## Begin
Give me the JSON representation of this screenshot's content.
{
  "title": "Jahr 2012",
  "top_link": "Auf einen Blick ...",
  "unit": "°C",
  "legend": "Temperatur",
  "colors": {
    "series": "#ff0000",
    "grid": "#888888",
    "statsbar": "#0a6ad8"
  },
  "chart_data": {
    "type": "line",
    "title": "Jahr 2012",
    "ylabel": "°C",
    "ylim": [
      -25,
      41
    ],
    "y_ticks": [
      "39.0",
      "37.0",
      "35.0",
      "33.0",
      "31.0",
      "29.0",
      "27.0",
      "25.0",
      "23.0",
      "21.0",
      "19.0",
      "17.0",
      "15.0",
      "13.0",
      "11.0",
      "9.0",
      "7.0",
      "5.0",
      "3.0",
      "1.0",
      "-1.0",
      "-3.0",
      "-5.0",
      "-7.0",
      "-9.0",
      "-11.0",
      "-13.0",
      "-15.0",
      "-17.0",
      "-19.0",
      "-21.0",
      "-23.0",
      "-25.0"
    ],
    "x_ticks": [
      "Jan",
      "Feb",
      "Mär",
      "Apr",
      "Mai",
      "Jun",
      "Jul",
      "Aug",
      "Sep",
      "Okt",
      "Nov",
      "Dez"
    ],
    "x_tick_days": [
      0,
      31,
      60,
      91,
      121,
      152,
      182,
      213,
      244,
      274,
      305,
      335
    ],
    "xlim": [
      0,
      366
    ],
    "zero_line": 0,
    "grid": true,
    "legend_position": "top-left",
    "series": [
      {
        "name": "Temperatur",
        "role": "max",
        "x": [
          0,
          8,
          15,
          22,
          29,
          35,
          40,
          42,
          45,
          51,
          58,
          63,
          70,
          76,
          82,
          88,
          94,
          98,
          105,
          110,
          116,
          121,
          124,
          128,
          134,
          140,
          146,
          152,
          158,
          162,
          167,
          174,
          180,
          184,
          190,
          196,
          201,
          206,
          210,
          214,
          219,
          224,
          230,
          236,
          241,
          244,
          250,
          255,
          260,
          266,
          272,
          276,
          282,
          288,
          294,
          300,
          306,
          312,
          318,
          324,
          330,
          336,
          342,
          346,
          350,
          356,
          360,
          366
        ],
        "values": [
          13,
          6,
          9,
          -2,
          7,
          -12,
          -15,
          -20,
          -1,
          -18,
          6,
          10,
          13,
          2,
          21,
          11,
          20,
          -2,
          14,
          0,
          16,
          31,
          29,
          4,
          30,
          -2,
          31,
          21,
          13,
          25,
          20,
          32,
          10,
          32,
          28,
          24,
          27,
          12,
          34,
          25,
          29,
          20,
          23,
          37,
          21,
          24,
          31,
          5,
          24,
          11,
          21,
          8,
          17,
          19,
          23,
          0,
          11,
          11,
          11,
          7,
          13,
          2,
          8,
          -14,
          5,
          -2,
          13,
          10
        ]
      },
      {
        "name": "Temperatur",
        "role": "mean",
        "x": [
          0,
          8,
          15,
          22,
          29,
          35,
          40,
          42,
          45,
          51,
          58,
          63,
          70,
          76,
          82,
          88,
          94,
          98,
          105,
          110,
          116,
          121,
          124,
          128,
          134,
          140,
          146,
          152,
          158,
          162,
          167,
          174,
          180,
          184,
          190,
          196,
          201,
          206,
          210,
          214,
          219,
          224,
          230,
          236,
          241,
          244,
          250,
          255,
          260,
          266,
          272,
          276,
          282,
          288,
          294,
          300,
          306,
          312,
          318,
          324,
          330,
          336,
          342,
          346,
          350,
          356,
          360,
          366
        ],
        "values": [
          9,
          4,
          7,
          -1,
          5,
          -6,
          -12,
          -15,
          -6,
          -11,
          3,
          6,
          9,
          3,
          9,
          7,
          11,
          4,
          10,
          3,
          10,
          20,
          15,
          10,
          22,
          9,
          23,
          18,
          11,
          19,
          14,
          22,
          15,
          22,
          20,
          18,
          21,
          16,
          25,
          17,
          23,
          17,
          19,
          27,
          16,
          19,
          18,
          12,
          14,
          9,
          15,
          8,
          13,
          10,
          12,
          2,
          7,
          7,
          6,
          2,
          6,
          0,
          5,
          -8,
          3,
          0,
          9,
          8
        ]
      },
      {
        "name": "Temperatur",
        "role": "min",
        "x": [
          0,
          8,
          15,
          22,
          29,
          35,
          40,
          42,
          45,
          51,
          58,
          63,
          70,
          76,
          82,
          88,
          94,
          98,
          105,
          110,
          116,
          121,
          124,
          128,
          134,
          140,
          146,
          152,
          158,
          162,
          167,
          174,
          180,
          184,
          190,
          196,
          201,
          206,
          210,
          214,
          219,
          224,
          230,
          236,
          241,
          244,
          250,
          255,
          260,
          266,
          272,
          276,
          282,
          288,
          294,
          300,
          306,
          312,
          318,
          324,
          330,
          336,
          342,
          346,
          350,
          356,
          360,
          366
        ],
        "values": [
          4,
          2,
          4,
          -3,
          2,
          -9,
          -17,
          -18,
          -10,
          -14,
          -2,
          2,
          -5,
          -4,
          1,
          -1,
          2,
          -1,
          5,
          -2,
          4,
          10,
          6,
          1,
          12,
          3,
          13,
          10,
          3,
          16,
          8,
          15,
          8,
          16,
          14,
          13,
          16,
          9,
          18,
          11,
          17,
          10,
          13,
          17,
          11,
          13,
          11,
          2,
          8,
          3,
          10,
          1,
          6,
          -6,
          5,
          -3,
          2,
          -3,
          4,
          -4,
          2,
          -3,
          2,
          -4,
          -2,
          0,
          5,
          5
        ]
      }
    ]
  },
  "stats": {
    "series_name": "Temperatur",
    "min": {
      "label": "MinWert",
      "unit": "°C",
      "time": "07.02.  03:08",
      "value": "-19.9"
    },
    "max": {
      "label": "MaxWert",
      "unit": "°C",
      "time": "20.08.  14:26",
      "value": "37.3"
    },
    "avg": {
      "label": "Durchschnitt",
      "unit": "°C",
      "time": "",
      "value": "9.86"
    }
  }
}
## End
### Written instruction
Show the data once more, exactly as it was written.

### Final answer
Give me the JSON representation of this screenshot's content.
{
  "title": "Jahr 2012",
  "top_link": "Auf einen Blick ...",
  "unit": "°C",
  "legend": "Temperatur",
  "colors": {
    "series": "#ff0000",
    "grid": "#888888",
    "statsbar": "#0a6ad8"
  },
  "chart_data": {
    "type": "line",
    "title": "Jahr 2012",
    "ylabel": "°C",
    "ylim": [
      -25,
      41
    ],
    "y_ticks": [
      "39.0",
      "37.0",
      "35.0",
      "33.0",
      "31.0",
      "29.0",
      "27.0",
      "25.0",
      "23.0",
      "21.0",
      "19.0",
      "17.0",
      "15.0",
      "13.0",
      "11.0",
      "9.0",
      "7.0",
      "5.0",
      "3.0",
      "1.0",
      "-1.0",
      "-3.0",
      "-5.0",
      "-7.0",
      "-9.0",
      "-11.0",
      "-13.0",
      "-15.0",
      "-17.0",
      "-19.0",
      "-21.0",
      "-23.0",
      "-25.0"
    ],
    "x_ticks": [
      "Jan",
      "Feb",
      "Mär",
      "Apr",
      "Mai",
      "Jun",
      "Jul",
      "Aug",
      "Sep",
      "Okt",
      "Nov",
      "Dez"
    ],
    "x_tick_days": [
      0,
      31,
      60,
      91,
      121,
      152,
      182,
      213,
      244,
      274,
      305,
      335
    ],
    "xlim": [
      0,
      366
    ],
    "zero_line": 0,
    "grid": true,
    "legend_position": "top-left",
    "series": [
      {
        "name": "Temperatur",
        "role": "max",
        "x": [
          0,
          8,
          15,
          22,
          29,
          35,
          40,
          42,
          45,
          51,
          58,
          63,
          70,
          76,
          82,
          88,
          94,
          98,
          105,
          110,
          116,
          121,
          124,
          128,
          134,
          140,
          146,
          152,
          158,
          162,
          167,
          174,
          180,
          184,
          190,
          196,
          201,
          206,
          210,
          214,
          219,
          224,
          230,
          236,
          241,
          244,
          250,
          255,
          260,
          266,
          272,
          276,
          282,
          288,
          294,
          300,
          306,
          312,
          318,
          324,
          330,
          336,
          342,
          346,
          350,
          356,
          360,
          366
        ],
        "values": [
          13,
          6,
          9,
          -2,
          7,
          -12,
          -15,
          -20,
          -1,
          -18,
          6,
          10,
          13,
          2,
          21,
          11,
          20,
          -2,
          14,
          0,
          16,
          31,
          29,
          4,
          30,
          -2,
          31,
          21,
          13,
          25,
          20,
          32,
          10,
          32,
          28,
          24,
          27,
          12,
          34,
          25,
          29,
          20,
          23,
          37,
          21,
          24,
          31,
          5,
          24,
          11,
          21,
          8,
          17,
          19,
          23,
          0,
          11,
          11,
          11,
          7,
          13,
          2,
          8,
          -14,
          5,
          -2,
          13,
          10
        ]
      },
      {
        "name": "Temperatur",
        "role": "mean",
        "x": [
          0,
          8,
          15,
          22,
          29,
          35,
          40,
          42,
          45,
          51,
          58,
          63,
          70,
          76,
          82,
          88,
          94,
          98,
          105,
          110,
          116,
          121,
          124,
          128,
          134,
          140,
          146,
          152,
          158,
          162,
          167,
          174,
          180,
          184,
          190,
          196,
          201,
          206,
          210,
          214,
          219,
          224,
          230,
          236,
          241,
          244,
          250,
          255,
          260,
          266,
          272,
          276,
          282,
          288,
          294,
          300,
          306,
          312,
          318,
          324,
          330,
          336,
          342,
          346,
          350,
          356,
          360,
          366
        ],
        "values": [
          9,
          4,
          7,
          -1,
          5,
          -6,
          -12,
          -15,
          -6,
          -11,
          3,
          6,
          9,
          3,
          9,
          7,
          11,
          4,
          10,
          3,
          10,
          20,
          15,
          10,
          22,
          9,
          23,
          18,
          11,
          19,
          14,
          22,
          15,
          22,
          20,
          18,
          21,
          16,
          25,
          17,
          23,
          17,
          19,
          27,
          16,
          19,
          18,
          12,
          14,
          9,
          15,
          8,
          13,
          10,
          12,
          2,
          7,
          7,
          6,
          2,
          6,
          0,
          5,
          -8,
          3,
          0,
          9,
          8
        ]
      },
      {
        "name": "Temperatur",
        "role": "min",
        "x": [
          0,
          8,
          15,
          22,
          29,
          35,
          40,
          42,
          45,
          51,
          58,
          63,
          70,
          76,
          82,
          88,
          94,
          98,
          105,
          110,
          116,
          121,
          124,
          128,
          134,
          140,
          146,
          152,
          158,
          162,
          167,
          174,
          180,
          184,
          190,
          196,
          201,
          206,
          210,
          214,
          219,
          224,
          230,
          236,
          241,
          244,
          250,
          255,
          260,
          266,
          272,
          276,
          282,
          288,
          294,
          300,
          306,
          312,
          318,
          324,
          330,
          336,
          342,
          346,
          350,
          356,
          360,
          366
        ],
        "values": [
          4,
          2,
          4,
          -3,
          2,
          -9,
          -17,
          -18,
          -10,
          -14,
          -2,
          2,
          -5,
          -4,
          1,
          -1,
          2,
          -1,
          5,
          -2,
          4,
          10,
          6,
          1,
          12,
          3,
          13,
          10,
          3,
          16,
          8,
          15,
          8,
          16,
          14,
          13,
          16,
          9,
          18,
          11,
          17,
          10,
          13,
          17,
          11,
          13,
          11,
          2,
          8,
          3,
          10,
          1,
          6,
          -6,
          5,
          -3,
          2,
          -3,
          4,
          -4,
          2,
          -3,
          2,
          -4,
          -2,
          0,
          5,
          5
        ]
      }
    ]
  },
  "stats": {
    "series_name": "Temperatur",
    "min": {
      "label": "MinWert",
      "unit": "°C",
      "time": "07.02.  03:08",
      "value": "-19.9"
    },
    "max": {
      "label": "MaxWert",
      "unit": "°C",
      "time": "20.08.  14:26",
      "value": "37.3"
    },
    "avg": {
      "label": "Durchschnitt",
      "unit": "°C",
      "time": "",
      "value": "9.86"
    }
  }
}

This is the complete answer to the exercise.